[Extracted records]
^^^^

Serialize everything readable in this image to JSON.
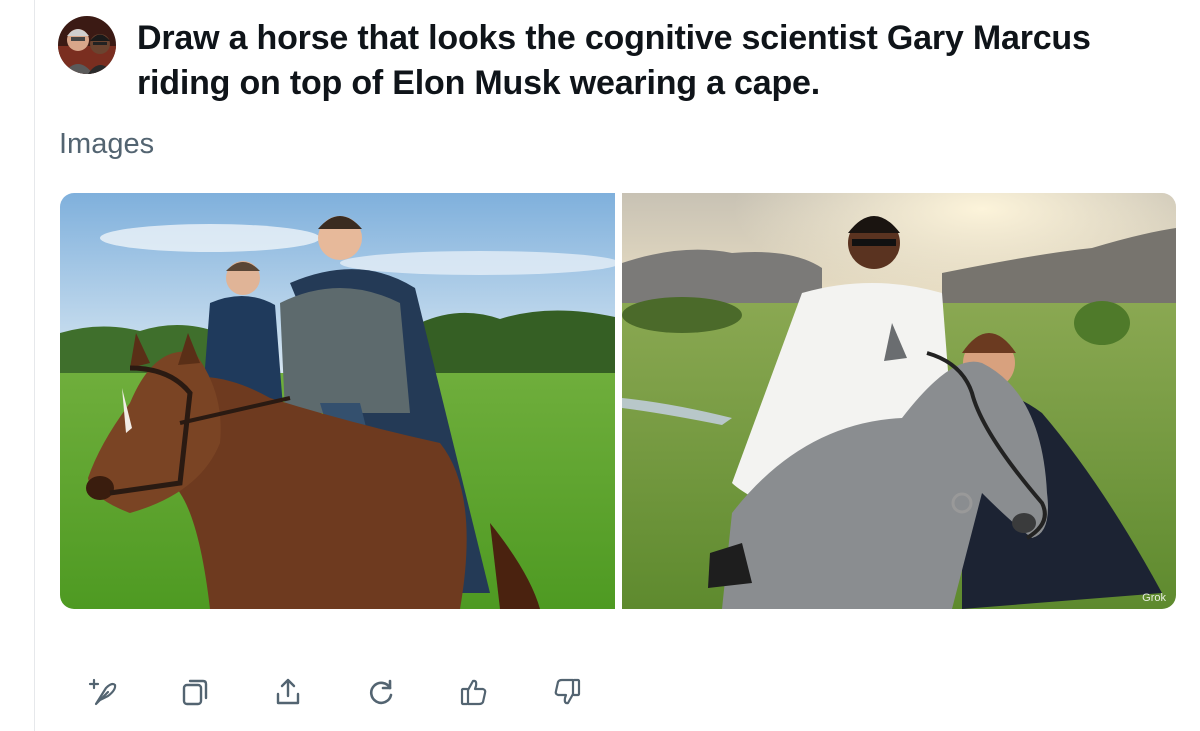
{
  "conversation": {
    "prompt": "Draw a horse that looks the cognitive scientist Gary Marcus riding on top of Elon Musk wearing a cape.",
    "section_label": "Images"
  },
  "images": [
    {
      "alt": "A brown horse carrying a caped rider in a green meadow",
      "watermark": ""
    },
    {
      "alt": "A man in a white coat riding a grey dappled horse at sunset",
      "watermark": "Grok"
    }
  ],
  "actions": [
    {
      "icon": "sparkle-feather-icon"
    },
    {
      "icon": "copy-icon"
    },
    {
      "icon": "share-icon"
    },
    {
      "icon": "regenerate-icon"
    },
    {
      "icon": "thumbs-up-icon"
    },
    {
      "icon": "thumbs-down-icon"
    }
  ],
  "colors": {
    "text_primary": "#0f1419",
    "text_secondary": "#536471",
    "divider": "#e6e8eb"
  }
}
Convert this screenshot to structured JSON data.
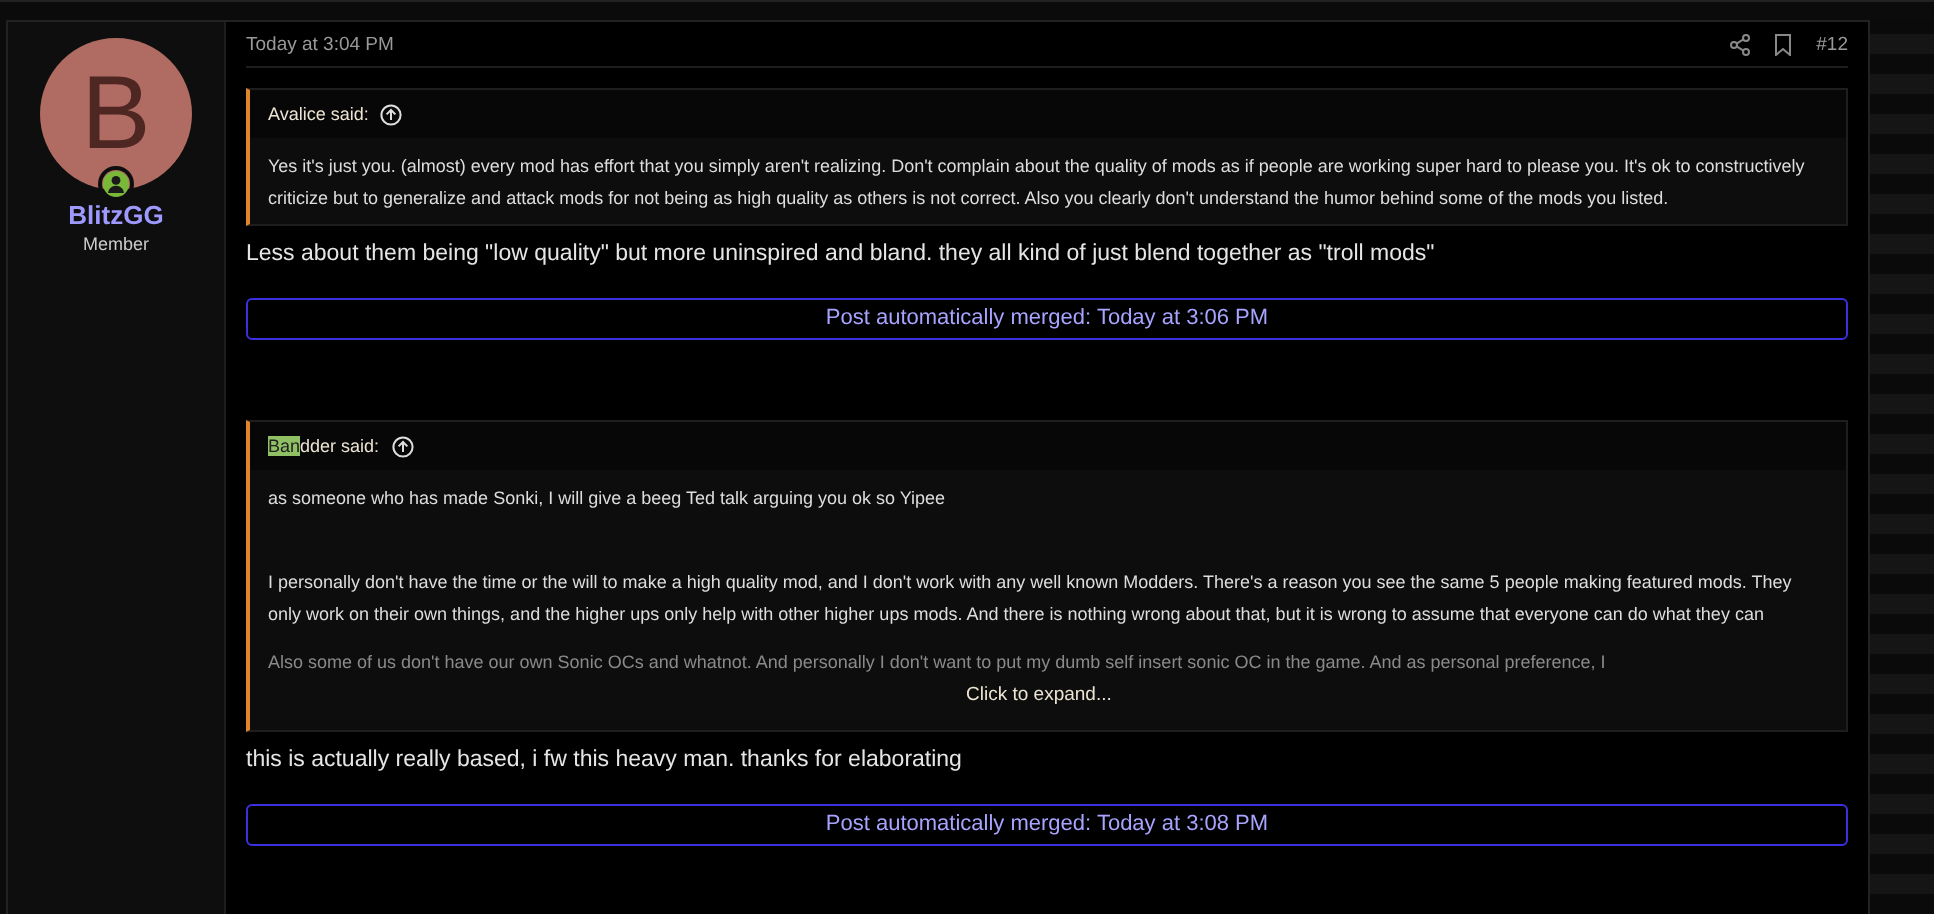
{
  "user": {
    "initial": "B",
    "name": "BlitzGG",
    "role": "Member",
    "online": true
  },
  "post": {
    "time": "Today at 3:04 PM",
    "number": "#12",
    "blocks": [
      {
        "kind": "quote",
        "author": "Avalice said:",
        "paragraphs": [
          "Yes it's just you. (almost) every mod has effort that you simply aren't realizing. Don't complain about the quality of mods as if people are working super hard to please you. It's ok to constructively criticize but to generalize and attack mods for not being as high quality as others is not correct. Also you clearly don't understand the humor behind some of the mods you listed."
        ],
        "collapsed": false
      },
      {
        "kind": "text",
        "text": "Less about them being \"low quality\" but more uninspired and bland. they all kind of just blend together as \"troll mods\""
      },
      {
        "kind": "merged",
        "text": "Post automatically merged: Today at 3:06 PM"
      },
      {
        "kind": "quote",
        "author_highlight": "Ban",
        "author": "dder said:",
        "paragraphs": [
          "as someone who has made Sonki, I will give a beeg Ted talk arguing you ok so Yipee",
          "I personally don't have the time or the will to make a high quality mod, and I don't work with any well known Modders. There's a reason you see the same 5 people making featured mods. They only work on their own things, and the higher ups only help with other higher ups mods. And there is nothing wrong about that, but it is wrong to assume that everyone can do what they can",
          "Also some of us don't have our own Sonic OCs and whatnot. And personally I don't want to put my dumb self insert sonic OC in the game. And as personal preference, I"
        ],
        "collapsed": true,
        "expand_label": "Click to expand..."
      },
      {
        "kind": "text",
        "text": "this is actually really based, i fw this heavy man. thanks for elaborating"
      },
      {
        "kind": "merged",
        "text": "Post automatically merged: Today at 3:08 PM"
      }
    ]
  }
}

^^^^

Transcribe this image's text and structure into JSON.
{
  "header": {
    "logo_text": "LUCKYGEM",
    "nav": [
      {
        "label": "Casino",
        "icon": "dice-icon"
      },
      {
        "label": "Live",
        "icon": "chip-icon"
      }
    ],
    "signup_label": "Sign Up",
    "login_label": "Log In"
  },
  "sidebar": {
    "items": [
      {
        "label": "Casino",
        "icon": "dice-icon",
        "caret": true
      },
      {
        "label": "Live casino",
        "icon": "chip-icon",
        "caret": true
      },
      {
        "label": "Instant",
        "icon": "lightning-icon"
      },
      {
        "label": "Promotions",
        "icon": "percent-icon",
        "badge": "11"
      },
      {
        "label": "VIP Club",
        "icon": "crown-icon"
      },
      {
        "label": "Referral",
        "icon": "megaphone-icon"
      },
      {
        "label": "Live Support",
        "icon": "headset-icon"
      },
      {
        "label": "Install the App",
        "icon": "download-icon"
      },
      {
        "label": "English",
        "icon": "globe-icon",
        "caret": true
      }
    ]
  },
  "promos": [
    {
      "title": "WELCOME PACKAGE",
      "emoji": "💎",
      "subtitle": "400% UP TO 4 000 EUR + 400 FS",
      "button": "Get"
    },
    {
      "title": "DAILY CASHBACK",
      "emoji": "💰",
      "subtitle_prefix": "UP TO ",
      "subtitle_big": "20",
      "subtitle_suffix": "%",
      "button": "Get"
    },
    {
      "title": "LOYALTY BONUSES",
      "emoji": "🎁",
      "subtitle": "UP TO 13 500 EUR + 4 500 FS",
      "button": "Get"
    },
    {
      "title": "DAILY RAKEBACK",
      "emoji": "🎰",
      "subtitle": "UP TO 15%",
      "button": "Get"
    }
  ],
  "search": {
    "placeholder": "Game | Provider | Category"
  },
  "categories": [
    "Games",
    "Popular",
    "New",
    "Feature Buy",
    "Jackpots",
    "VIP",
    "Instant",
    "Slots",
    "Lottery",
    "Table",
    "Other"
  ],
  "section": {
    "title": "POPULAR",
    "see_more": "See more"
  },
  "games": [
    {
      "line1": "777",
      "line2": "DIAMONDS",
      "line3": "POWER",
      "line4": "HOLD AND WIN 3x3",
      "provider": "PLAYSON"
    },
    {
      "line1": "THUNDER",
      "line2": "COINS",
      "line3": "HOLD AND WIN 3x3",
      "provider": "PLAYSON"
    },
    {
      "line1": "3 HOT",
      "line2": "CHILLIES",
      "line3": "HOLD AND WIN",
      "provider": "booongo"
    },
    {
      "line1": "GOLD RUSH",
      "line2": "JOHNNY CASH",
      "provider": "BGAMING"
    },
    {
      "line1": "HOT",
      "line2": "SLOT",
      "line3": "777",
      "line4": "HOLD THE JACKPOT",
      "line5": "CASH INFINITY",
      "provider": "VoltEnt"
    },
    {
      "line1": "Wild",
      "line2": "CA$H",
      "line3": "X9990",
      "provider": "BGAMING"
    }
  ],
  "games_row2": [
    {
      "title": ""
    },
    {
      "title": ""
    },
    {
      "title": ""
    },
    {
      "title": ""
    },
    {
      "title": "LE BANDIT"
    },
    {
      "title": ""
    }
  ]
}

^^^^

◆ **DO THIS**
Select every line in the records above that contains the word "automatically".

◆ **COMPLETED EXERCISE**
        "text": "Post automatically merged: Today at 3:06 PM"
        "text": "Post automatically merged: Today at 3:08 PM"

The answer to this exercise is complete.